Collected data entries:
● ● ● ● ●
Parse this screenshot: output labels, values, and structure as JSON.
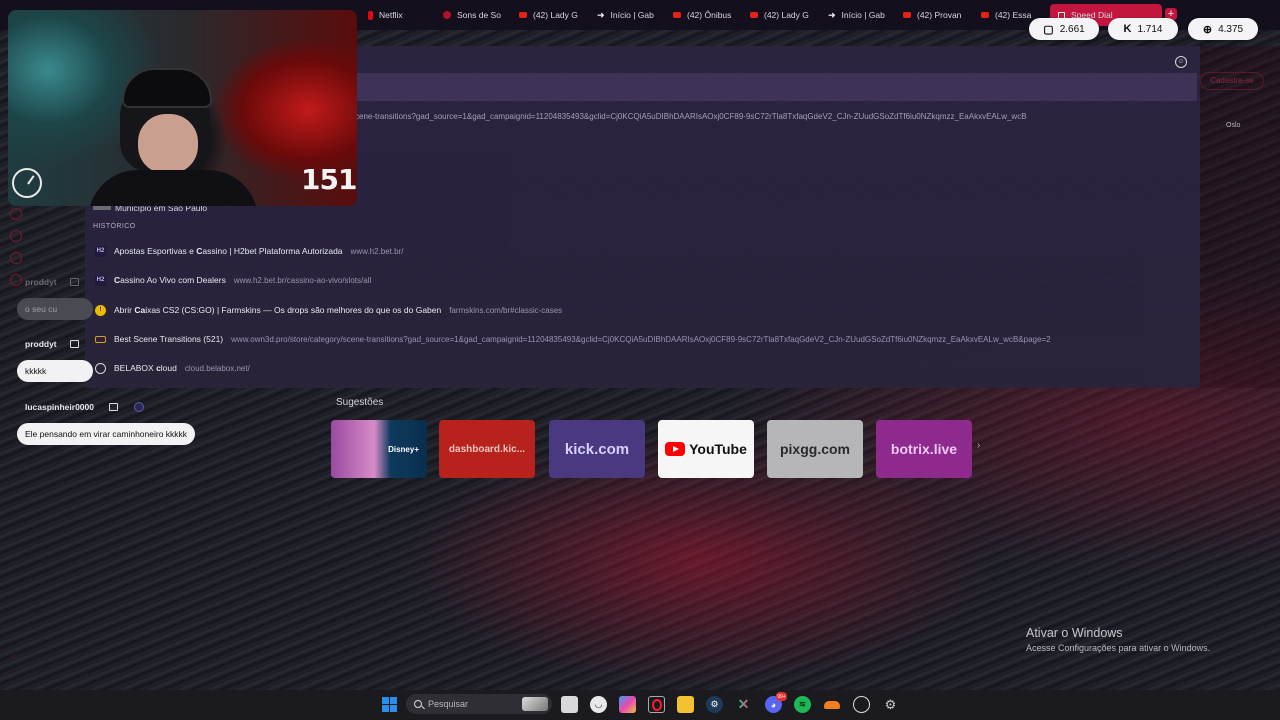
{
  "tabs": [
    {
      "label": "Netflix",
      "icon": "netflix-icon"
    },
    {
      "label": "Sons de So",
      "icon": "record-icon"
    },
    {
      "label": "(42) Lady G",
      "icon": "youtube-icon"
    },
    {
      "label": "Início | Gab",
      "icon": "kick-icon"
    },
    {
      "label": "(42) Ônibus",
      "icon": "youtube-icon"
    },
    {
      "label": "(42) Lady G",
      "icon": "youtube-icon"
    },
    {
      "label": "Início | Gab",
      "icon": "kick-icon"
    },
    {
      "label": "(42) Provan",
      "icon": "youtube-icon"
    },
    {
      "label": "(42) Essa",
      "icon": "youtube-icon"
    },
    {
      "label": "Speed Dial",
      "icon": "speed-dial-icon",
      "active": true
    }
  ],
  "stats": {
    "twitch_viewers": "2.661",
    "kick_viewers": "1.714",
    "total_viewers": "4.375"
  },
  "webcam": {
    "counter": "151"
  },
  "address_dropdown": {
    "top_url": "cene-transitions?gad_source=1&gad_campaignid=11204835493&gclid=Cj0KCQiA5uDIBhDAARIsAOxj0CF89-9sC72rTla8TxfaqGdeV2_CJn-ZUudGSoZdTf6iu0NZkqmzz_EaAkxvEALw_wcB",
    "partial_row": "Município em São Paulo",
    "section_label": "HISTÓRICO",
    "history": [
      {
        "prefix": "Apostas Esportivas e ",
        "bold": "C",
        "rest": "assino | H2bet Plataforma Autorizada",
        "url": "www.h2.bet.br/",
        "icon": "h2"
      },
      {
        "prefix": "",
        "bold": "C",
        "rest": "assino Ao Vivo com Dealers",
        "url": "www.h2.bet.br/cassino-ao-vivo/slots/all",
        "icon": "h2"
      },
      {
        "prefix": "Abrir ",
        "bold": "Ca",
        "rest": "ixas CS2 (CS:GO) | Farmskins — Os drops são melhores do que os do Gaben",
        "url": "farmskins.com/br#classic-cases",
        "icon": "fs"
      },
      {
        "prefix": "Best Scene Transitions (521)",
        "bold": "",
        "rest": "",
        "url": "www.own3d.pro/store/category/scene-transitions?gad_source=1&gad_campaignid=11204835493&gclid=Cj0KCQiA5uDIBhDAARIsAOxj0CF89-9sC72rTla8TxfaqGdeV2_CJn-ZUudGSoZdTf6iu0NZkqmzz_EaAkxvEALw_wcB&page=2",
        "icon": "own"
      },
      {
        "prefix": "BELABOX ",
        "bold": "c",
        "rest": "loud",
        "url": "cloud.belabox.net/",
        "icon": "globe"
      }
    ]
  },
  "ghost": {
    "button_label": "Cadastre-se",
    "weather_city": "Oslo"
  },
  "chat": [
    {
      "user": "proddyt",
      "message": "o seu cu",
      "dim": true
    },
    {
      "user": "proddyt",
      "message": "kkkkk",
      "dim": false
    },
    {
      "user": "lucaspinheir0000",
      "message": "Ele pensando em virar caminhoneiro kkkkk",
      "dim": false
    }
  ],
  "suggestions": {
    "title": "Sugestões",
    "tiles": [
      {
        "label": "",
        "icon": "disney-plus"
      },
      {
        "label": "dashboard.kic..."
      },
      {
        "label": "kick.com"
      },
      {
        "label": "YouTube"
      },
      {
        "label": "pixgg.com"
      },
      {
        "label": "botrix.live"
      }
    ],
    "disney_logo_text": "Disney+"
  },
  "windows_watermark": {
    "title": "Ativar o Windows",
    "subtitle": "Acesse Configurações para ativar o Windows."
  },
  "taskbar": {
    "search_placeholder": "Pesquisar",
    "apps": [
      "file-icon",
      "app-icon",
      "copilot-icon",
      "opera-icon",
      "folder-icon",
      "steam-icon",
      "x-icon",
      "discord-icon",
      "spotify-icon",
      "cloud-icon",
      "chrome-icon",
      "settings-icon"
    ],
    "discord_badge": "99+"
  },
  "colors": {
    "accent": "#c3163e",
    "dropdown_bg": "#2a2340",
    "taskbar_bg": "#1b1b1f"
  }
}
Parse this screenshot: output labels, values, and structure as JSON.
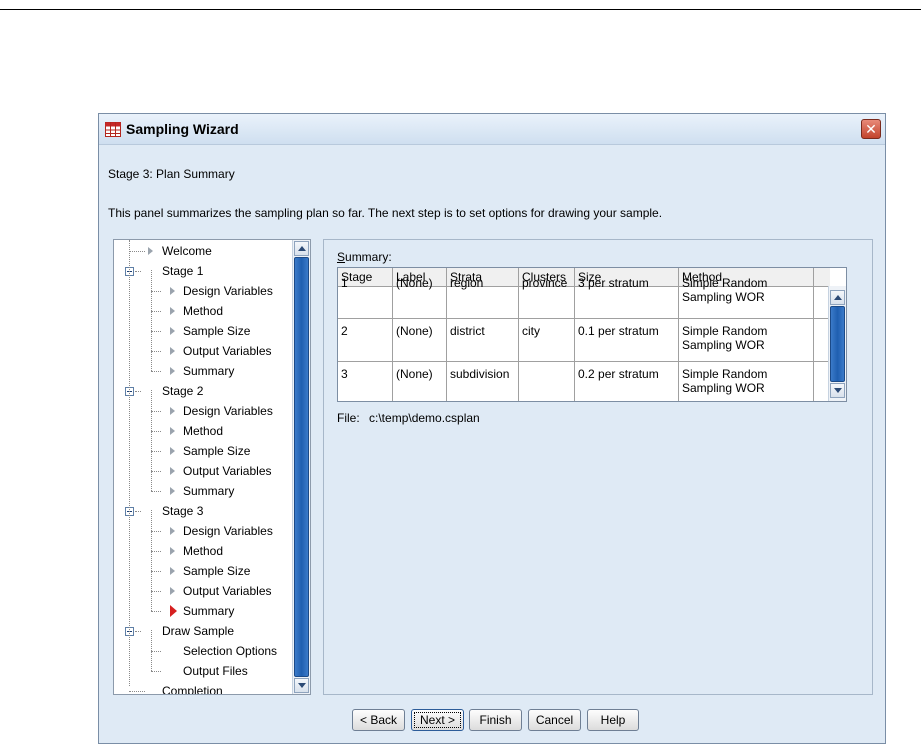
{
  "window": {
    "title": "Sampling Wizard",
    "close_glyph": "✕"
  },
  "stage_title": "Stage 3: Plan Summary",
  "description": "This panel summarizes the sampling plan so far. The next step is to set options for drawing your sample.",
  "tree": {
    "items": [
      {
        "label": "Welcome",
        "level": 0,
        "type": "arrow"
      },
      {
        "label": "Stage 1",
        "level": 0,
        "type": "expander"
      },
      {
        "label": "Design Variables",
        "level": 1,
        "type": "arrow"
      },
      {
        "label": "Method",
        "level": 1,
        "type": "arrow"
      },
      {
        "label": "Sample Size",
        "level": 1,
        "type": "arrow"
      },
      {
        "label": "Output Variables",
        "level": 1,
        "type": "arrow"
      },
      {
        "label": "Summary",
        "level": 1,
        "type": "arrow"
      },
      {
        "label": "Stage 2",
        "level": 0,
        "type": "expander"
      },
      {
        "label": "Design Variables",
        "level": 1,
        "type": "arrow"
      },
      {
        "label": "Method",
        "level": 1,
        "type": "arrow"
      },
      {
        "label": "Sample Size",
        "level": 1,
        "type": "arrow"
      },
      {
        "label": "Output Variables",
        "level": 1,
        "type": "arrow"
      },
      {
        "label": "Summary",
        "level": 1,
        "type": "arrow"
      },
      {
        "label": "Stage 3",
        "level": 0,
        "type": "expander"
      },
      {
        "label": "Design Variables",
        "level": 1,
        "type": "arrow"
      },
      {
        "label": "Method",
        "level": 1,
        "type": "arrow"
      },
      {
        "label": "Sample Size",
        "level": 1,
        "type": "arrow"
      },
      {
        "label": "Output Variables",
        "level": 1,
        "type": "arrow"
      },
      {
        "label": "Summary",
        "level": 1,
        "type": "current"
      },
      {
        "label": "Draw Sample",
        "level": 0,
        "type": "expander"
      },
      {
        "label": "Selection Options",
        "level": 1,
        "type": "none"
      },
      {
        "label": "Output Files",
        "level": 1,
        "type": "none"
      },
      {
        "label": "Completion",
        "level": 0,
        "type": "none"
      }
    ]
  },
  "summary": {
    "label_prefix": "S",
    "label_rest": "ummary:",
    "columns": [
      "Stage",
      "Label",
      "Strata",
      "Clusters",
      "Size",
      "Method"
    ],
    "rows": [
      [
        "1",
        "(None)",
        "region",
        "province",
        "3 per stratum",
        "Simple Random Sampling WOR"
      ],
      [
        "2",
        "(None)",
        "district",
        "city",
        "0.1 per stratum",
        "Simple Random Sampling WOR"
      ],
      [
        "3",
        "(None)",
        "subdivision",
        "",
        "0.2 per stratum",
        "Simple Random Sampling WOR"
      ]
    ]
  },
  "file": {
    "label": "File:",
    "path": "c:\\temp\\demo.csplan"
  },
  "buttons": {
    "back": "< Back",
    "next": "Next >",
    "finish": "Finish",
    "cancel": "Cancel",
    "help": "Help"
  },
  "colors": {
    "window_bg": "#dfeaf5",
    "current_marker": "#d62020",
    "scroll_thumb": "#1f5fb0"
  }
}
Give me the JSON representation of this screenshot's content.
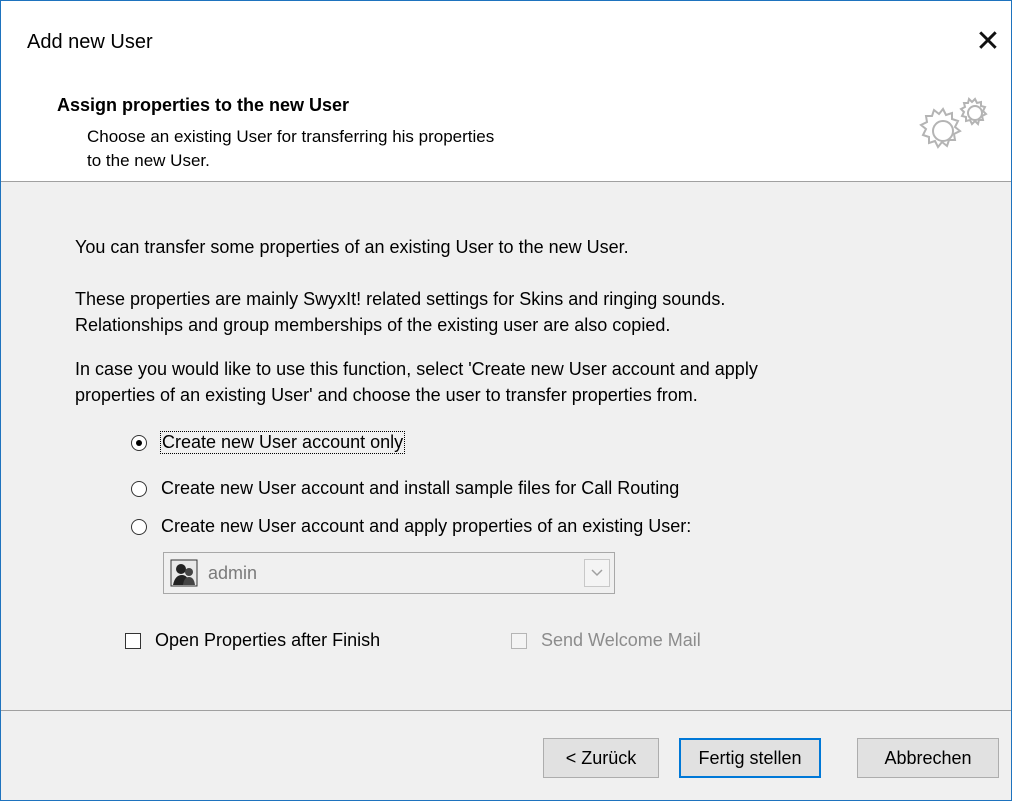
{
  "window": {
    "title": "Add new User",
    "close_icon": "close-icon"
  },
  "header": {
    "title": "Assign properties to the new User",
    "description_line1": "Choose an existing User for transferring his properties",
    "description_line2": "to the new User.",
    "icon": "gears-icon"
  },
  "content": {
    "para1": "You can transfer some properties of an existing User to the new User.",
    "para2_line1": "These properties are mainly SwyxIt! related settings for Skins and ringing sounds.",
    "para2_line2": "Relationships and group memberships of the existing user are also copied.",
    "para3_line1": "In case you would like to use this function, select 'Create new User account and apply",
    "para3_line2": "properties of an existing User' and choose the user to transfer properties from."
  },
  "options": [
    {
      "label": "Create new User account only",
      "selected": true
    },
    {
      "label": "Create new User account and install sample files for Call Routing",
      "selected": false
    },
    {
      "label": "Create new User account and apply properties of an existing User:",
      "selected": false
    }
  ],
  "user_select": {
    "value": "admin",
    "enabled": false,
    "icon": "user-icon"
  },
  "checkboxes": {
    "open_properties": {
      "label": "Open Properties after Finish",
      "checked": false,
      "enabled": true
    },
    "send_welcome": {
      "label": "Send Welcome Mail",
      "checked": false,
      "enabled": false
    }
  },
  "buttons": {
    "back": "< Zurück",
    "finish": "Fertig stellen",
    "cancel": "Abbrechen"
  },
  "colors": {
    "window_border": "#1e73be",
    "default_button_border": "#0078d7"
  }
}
● ● ● ● ●
WHAT IS BEING ASKED:
Extract, character for character, every line from the one that holds "Give me the" through the end of the entries above. Include both boundary lines and no pictures.

OUTPUT OF THE TASK:
Give me the JSON representation of this screenshot's content.
{
  "window": {
    "title": "Add new User",
    "close_icon": "close-icon"
  },
  "header": {
    "title": "Assign properties to the new User",
    "description_line1": "Choose an existing User for transferring his properties",
    "description_line2": "to the new User.",
    "icon": "gears-icon"
  },
  "content": {
    "para1": "You can transfer some properties of an existing User to the new User.",
    "para2_line1": "These properties are mainly SwyxIt! related settings for Skins and ringing sounds.",
    "para2_line2": "Relationships and group memberships of the existing user are also copied.",
    "para3_line1": "In case you would like to use this function, select 'Create new User account and apply",
    "para3_line2": "properties of an existing User' and choose the user to transfer properties from."
  },
  "options": [
    {
      "label": "Create new User account only",
      "selected": true
    },
    {
      "label": "Create new User account and install sample files for Call Routing",
      "selected": false
    },
    {
      "label": "Create new User account and apply properties of an existing User:",
      "selected": false
    }
  ],
  "user_select": {
    "value": "admin",
    "enabled": false,
    "icon": "user-icon"
  },
  "checkboxes": {
    "open_properties": {
      "label": "Open Properties after Finish",
      "checked": false,
      "enabled": true
    },
    "send_welcome": {
      "label": "Send Welcome Mail",
      "checked": false,
      "enabled": false
    }
  },
  "buttons": {
    "back": "< Zurück",
    "finish": "Fertig stellen",
    "cancel": "Abbrechen"
  },
  "colors": {
    "window_border": "#1e73be",
    "default_button_border": "#0078d7"
  }
}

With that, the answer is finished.